Records for this exercise –
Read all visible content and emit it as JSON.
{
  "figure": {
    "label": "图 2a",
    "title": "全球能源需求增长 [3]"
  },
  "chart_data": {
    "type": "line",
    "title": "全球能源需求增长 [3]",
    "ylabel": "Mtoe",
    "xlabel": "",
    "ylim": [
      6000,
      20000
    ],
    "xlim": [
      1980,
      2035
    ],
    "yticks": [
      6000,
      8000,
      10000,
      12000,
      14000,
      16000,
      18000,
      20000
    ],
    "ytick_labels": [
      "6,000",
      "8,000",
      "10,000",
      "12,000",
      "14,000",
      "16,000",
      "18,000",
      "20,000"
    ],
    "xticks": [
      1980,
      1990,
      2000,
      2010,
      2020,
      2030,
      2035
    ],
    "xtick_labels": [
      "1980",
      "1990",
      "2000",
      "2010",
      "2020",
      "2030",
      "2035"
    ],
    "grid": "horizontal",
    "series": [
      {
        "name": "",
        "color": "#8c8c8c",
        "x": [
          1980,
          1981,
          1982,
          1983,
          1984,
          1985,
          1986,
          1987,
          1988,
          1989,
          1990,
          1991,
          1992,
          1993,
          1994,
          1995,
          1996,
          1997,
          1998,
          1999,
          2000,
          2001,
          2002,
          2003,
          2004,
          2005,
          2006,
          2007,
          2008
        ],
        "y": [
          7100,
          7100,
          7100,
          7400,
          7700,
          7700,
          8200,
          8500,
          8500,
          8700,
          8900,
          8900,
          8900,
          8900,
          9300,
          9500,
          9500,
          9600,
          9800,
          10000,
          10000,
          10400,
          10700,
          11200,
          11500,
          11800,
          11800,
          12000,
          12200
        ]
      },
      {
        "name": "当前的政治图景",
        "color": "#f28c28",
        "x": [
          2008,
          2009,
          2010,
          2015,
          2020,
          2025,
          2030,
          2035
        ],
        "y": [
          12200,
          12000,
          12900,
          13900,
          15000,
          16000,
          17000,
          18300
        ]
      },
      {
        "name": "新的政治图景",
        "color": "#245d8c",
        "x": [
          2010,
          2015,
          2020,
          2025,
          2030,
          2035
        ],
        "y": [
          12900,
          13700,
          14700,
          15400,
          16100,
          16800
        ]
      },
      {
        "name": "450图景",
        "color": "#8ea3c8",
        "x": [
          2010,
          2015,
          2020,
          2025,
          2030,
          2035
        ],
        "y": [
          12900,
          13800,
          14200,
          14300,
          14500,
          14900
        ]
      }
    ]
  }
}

What is asked –
Copy each record from above without leaving any out.

Exercise answer –
Read all visible content and emit it as JSON.
{
  "figure": {
    "label": "图 2a",
    "title": "全球能源需求增长 [3]"
  },
  "chart_data": {
    "type": "line",
    "title": "全球能源需求增长 [3]",
    "ylabel": "Mtoe",
    "xlabel": "",
    "ylim": [
      6000,
      20000
    ],
    "xlim": [
      1980,
      2035
    ],
    "yticks": [
      6000,
      8000,
      10000,
      12000,
      14000,
      16000,
      18000,
      20000
    ],
    "ytick_labels": [
      "6,000",
      "8,000",
      "10,000",
      "12,000",
      "14,000",
      "16,000",
      "18,000",
      "20,000"
    ],
    "xticks": [
      1980,
      1990,
      2000,
      2010,
      2020,
      2030,
      2035
    ],
    "xtick_labels": [
      "1980",
      "1990",
      "2000",
      "2010",
      "2020",
      "2030",
      "2035"
    ],
    "grid": "horizontal",
    "series": [
      {
        "name": "",
        "color": "#8c8c8c",
        "x": [
          1980,
          1981,
          1982,
          1983,
          1984,
          1985,
          1986,
          1987,
          1988,
          1989,
          1990,
          1991,
          1992,
          1993,
          1994,
          1995,
          1996,
          1997,
          1998,
          1999,
          2000,
          2001,
          2002,
          2003,
          2004,
          2005,
          2006,
          2007,
          2008
        ],
        "y": [
          7100,
          7100,
          7100,
          7400,
          7700,
          7700,
          8200,
          8500,
          8500,
          8700,
          8900,
          8900,
          8900,
          8900,
          9300,
          9500,
          9500,
          9600,
          9800,
          10000,
          10000,
          10400,
          10700,
          11200,
          11500,
          11800,
          11800,
          12000,
          12200
        ]
      },
      {
        "name": "当前的政治图景",
        "color": "#f28c28",
        "x": [
          2008,
          2009,
          2010,
          2015,
          2020,
          2025,
          2030,
          2035
        ],
        "y": [
          12200,
          12000,
          12900,
          13900,
          15000,
          16000,
          17000,
          18300
        ]
      },
      {
        "name": "新的政治图景",
        "color": "#245d8c",
        "x": [
          2010,
          2015,
          2020,
          2025,
          2030,
          2035
        ],
        "y": [
          12900,
          13700,
          14700,
          15400,
          16100,
          16800
        ]
      },
      {
        "name": "450图景",
        "color": "#8ea3c8",
        "x": [
          2010,
          2015,
          2020,
          2025,
          2030,
          2035
        ],
        "y": [
          12900,
          13800,
          14200,
          14300,
          14500,
          14900
        ]
      }
    ]
  }
}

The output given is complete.